Wherever a line holds the word "сайты", copy that line out.

A run of records
● ● ● ● ●
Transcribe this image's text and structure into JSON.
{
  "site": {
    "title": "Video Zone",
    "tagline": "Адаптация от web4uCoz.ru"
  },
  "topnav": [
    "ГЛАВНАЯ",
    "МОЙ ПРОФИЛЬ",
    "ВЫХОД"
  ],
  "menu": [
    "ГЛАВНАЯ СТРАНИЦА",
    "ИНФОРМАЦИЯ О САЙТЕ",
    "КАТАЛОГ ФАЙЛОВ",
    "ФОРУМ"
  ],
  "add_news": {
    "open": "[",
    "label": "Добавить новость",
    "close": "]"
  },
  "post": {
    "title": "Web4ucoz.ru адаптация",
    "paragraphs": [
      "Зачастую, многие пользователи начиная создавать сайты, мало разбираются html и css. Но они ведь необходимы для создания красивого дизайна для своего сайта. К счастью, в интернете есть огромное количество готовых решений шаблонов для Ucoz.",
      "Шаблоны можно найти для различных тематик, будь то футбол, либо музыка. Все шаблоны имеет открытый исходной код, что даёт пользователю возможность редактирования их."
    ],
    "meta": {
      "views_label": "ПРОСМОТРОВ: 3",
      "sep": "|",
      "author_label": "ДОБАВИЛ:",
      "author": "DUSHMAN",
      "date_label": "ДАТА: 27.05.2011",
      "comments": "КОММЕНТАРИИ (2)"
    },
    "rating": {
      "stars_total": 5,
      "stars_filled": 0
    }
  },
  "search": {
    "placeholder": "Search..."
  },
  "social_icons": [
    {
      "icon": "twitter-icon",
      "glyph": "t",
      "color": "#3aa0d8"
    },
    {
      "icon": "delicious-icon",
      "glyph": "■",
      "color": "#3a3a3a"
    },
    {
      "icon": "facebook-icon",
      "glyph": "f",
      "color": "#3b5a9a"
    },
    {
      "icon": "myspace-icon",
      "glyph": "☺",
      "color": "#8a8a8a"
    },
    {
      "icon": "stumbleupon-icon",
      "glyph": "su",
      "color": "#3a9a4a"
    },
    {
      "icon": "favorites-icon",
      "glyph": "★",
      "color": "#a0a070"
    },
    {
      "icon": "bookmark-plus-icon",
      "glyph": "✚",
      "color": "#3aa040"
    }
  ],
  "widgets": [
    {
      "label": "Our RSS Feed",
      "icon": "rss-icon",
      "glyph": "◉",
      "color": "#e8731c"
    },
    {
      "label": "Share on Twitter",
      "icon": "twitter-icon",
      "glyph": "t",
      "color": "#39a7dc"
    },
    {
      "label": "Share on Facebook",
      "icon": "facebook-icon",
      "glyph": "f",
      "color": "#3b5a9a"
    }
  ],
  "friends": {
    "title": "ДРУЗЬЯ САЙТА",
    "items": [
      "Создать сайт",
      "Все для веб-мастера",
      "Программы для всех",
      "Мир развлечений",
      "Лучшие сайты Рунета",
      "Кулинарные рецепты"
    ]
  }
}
● ● ● ● ●
→ Finished answer
      "Зачастую, многие пользователи начиная создавать сайты, мало разбираются html и css. Но они ведь необходимы для создания красивого дизайна для своего сайта. К счастью, в интернете есть огромное количество готовых решений шаблонов для Ucoz.",
      "Лучшие сайты Рунета",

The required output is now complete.